Work to do: Go through the material below and copy each line where the word "государственной" appears.
======== Records
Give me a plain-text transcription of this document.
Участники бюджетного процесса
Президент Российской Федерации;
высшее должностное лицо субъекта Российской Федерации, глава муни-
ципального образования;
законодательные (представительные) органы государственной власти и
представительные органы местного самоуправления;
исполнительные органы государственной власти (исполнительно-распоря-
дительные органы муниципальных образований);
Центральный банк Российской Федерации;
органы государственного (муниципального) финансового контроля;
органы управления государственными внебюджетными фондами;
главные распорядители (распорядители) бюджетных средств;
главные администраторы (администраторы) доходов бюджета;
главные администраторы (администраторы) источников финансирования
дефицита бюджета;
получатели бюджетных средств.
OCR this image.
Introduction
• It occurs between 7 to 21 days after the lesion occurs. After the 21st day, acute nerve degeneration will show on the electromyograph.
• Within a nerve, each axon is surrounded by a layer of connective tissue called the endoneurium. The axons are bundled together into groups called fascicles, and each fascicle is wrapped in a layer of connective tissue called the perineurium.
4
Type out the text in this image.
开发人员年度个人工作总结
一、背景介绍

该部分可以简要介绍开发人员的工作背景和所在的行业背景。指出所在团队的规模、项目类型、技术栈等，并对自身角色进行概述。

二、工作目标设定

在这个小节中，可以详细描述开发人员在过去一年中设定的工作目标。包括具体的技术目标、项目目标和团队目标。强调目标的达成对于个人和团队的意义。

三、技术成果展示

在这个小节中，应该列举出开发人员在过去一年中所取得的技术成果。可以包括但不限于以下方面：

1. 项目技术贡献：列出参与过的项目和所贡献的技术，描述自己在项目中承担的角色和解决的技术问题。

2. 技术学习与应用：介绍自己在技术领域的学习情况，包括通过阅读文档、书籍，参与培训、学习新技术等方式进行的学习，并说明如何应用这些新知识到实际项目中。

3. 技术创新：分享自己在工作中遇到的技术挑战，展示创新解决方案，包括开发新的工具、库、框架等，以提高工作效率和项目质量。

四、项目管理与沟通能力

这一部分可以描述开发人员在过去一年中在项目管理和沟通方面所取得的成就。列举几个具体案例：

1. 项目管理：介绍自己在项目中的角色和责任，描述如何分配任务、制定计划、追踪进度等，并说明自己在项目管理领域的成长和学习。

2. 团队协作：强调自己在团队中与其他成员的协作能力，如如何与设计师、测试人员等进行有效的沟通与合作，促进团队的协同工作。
================
Answer to the problem:
законодательные (представительные) органы государственной власти и
исполнительные органы государственной власти (исполнительно-распоря-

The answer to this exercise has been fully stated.